--- begin Rows ---
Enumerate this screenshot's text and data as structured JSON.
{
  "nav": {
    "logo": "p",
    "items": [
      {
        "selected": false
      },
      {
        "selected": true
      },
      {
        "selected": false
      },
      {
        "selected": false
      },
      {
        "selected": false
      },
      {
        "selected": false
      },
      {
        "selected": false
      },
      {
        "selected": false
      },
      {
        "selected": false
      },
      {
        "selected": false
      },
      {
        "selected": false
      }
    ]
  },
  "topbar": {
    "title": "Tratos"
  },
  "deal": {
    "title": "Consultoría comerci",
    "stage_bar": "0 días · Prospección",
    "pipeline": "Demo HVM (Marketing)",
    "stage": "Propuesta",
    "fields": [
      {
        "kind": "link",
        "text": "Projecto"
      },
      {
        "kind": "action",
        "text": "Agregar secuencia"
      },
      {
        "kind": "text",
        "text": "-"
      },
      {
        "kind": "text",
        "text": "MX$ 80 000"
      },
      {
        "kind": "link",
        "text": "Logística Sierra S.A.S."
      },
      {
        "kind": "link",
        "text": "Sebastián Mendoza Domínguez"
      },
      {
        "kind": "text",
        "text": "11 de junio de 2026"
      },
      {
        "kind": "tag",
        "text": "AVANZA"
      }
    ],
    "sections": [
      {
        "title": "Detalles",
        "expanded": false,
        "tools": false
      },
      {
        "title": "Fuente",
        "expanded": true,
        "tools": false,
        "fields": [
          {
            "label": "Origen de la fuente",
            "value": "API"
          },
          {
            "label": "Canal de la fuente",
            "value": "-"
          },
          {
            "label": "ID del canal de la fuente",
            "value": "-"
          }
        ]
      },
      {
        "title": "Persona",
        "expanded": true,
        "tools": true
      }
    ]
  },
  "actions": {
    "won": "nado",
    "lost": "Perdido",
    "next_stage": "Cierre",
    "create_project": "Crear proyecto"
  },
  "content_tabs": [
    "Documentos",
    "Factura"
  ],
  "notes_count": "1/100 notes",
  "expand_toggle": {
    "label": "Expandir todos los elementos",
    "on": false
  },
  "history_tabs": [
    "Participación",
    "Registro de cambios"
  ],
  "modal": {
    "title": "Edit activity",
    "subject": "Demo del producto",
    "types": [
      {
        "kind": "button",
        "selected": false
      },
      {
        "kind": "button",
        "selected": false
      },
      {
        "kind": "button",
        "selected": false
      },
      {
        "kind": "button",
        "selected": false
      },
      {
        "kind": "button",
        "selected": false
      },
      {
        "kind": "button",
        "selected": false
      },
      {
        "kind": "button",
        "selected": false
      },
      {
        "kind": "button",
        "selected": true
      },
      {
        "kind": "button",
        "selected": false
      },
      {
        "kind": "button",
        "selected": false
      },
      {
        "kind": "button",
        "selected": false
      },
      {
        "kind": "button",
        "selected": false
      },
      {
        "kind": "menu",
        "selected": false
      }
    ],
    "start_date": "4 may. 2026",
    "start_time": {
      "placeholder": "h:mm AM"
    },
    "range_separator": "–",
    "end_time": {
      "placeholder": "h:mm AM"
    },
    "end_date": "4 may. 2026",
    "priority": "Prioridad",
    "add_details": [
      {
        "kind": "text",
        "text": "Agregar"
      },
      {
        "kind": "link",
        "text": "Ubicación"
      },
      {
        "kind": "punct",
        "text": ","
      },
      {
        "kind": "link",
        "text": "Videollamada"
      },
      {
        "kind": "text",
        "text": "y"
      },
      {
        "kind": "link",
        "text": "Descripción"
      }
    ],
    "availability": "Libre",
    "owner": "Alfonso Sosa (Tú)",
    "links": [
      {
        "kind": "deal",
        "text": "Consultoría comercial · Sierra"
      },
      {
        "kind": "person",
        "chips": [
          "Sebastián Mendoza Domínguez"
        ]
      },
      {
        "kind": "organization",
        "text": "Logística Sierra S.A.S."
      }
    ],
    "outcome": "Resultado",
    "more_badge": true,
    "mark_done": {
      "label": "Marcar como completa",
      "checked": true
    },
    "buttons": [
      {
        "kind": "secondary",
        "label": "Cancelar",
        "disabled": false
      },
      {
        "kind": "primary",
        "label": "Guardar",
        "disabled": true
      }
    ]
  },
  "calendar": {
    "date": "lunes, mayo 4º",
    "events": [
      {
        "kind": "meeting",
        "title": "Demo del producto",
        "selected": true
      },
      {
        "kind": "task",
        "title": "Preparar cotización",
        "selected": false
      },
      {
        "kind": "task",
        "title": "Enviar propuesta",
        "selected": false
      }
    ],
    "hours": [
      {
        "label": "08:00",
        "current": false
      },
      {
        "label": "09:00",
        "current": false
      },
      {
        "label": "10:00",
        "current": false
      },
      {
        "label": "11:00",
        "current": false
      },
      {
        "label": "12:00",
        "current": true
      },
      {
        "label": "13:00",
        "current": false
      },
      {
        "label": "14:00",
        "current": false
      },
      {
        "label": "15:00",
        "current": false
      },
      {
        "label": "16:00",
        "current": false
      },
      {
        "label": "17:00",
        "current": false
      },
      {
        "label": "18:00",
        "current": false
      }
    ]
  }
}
--- end Rows ---
_The task_:
Go through the data above and find the lines with the word "Consultoría". Copy each of those lines.

_Problem solution_:
    "title": "Consultoría comerci",
        "text": "Consultoría comercial · Sierra"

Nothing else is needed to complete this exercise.